* _INFORMATION GIVEN_
= = = =

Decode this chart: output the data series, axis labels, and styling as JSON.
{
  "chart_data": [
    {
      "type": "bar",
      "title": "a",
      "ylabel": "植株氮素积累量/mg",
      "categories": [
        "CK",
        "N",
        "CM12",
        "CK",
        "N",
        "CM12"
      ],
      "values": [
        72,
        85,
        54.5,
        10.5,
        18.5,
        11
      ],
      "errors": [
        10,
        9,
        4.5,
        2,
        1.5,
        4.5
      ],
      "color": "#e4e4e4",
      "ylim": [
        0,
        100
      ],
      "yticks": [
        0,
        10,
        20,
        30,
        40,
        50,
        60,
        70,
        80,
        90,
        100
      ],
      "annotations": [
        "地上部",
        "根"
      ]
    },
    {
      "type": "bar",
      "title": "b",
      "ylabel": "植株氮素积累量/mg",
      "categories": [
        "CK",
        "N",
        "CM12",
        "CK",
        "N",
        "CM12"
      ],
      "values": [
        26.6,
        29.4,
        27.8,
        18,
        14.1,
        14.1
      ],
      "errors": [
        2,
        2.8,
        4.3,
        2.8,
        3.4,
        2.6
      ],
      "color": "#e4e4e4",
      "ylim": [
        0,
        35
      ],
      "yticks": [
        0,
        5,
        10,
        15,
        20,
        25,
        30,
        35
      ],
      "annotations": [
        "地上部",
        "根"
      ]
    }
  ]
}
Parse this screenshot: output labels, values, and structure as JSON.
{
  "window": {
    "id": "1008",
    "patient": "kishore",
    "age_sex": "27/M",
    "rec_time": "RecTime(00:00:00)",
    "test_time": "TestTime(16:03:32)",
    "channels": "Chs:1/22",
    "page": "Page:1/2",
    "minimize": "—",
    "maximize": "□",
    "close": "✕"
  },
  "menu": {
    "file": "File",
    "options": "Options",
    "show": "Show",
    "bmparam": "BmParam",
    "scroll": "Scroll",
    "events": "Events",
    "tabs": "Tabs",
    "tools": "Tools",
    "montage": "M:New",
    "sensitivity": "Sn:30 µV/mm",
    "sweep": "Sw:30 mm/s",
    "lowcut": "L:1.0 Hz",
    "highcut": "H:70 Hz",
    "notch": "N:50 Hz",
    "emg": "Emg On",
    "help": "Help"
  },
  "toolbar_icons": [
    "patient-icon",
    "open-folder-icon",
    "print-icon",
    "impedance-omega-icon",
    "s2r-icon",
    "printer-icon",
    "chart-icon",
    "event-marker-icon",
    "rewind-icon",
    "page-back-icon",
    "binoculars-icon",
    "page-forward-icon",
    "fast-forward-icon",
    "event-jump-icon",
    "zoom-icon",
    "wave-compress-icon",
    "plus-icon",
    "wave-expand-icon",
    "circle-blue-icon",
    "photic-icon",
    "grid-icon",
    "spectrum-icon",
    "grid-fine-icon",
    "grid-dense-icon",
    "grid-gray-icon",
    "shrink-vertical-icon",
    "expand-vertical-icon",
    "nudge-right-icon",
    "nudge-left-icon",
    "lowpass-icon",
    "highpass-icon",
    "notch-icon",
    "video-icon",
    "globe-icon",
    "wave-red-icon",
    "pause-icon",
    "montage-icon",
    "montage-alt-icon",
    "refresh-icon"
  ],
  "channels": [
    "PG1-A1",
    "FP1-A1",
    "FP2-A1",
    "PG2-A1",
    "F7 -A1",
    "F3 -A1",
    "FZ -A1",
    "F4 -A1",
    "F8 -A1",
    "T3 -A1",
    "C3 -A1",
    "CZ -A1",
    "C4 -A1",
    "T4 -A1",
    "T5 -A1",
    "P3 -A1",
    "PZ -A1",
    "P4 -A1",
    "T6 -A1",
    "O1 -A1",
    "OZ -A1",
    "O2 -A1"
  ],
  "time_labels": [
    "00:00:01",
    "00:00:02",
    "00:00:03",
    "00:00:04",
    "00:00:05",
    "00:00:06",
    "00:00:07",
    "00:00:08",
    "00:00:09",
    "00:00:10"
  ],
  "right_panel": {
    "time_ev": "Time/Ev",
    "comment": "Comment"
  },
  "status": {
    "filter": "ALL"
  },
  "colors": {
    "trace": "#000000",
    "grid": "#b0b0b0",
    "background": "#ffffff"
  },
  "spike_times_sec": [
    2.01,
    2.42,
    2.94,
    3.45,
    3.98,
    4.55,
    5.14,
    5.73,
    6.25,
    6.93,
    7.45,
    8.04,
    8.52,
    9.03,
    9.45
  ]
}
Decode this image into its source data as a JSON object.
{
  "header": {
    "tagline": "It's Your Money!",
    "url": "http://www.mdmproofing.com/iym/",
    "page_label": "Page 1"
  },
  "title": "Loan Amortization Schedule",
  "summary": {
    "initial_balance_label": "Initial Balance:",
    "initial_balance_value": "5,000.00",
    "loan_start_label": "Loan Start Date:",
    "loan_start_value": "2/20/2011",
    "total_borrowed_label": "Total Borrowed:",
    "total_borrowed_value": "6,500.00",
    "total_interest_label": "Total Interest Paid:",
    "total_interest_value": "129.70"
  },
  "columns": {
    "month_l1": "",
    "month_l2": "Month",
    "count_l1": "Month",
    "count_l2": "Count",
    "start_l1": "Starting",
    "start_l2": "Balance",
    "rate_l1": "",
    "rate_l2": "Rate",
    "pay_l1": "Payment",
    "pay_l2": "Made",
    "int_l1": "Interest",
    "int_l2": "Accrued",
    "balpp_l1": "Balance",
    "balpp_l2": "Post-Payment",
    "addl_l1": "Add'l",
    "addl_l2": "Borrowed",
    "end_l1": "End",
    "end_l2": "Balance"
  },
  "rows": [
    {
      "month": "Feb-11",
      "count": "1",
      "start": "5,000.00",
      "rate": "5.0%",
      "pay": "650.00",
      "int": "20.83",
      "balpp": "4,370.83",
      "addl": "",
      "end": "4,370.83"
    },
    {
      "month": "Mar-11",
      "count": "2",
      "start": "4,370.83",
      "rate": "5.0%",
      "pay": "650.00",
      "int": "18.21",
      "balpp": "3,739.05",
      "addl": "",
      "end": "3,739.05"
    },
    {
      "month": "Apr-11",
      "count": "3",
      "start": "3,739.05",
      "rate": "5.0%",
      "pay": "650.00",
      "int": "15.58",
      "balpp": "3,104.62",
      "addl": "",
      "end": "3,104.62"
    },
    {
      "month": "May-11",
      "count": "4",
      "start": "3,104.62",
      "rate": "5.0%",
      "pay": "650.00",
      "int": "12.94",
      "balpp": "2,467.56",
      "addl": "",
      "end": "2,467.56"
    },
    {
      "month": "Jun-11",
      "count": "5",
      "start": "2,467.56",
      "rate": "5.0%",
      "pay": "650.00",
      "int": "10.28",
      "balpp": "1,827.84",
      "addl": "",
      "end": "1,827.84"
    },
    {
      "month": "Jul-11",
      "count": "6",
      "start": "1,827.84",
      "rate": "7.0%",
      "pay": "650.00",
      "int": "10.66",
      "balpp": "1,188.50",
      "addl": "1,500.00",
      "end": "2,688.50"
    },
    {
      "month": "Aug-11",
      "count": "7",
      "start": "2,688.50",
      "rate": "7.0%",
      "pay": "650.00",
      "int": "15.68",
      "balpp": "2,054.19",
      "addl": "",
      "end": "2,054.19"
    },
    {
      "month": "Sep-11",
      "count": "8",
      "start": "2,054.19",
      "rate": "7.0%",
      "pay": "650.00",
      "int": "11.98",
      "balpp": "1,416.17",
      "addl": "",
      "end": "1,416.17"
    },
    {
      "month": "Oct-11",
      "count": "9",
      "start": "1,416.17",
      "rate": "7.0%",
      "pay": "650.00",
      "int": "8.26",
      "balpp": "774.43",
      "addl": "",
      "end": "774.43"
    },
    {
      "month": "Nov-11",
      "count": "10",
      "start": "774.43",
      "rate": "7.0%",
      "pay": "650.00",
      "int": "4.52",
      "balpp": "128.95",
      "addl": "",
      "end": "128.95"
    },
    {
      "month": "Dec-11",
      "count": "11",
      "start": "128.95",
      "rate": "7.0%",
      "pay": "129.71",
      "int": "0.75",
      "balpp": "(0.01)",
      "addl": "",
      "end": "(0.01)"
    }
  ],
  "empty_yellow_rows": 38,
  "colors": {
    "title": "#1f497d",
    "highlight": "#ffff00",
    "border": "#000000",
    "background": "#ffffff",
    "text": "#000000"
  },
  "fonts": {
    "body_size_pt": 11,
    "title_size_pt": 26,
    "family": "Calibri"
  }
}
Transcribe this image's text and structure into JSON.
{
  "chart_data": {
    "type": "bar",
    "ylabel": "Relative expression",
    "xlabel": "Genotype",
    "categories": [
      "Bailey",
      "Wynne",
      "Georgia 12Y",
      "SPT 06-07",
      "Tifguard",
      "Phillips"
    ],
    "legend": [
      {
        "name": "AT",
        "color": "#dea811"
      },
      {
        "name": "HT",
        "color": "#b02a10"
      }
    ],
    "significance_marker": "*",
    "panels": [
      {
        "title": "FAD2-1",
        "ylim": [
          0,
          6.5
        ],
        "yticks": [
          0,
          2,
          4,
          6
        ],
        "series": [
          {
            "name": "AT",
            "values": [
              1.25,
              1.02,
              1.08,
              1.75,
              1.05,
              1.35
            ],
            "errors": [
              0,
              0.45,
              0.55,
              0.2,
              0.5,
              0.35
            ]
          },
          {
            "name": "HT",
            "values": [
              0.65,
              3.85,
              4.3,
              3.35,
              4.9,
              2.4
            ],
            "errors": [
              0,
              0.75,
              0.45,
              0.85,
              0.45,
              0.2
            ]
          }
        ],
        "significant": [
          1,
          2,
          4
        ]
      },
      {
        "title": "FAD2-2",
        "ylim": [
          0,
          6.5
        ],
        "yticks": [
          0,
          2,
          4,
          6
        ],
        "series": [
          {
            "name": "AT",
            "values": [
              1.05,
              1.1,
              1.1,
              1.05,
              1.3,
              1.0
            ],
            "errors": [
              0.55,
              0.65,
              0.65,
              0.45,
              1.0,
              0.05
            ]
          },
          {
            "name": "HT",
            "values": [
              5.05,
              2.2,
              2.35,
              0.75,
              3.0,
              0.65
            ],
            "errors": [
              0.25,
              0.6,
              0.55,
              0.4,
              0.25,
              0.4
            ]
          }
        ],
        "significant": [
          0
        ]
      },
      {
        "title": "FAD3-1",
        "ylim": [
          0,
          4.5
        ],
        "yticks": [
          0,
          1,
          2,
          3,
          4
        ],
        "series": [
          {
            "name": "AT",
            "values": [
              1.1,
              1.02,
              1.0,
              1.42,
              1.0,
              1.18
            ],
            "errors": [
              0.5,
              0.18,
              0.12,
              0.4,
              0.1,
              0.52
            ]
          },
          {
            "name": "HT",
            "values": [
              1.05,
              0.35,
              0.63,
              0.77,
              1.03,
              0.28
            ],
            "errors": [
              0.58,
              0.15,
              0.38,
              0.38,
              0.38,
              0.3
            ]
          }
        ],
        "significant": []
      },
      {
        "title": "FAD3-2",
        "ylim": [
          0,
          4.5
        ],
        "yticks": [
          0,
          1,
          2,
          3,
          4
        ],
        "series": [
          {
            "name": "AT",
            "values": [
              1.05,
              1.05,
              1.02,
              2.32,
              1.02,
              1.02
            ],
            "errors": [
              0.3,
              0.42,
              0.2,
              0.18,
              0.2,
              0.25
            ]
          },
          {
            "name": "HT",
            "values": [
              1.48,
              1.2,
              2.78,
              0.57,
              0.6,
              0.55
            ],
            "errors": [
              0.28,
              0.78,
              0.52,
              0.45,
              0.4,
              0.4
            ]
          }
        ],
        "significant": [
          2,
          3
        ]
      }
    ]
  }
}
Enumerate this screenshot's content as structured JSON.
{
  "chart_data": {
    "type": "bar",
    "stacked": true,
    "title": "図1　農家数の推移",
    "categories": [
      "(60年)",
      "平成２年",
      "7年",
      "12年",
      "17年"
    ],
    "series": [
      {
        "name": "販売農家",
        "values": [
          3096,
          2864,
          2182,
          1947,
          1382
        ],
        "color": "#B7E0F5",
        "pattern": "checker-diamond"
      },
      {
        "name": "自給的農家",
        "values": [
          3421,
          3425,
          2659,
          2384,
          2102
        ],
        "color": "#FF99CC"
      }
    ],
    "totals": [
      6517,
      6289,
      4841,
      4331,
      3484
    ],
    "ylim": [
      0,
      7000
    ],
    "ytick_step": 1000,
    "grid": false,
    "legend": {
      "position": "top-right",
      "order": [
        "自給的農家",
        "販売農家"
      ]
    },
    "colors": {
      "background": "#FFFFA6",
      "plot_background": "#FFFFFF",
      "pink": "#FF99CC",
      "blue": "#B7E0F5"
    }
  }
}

= = = =

* _AIM OF THE TASK_
Identify the lines that hold the word "Decode". Copy every one of them.

* _COMPLETE ANSWER_
Decode this chart: output the data series, axis labels, and styling as JSON.
Decode this image into its source data as a JSON object.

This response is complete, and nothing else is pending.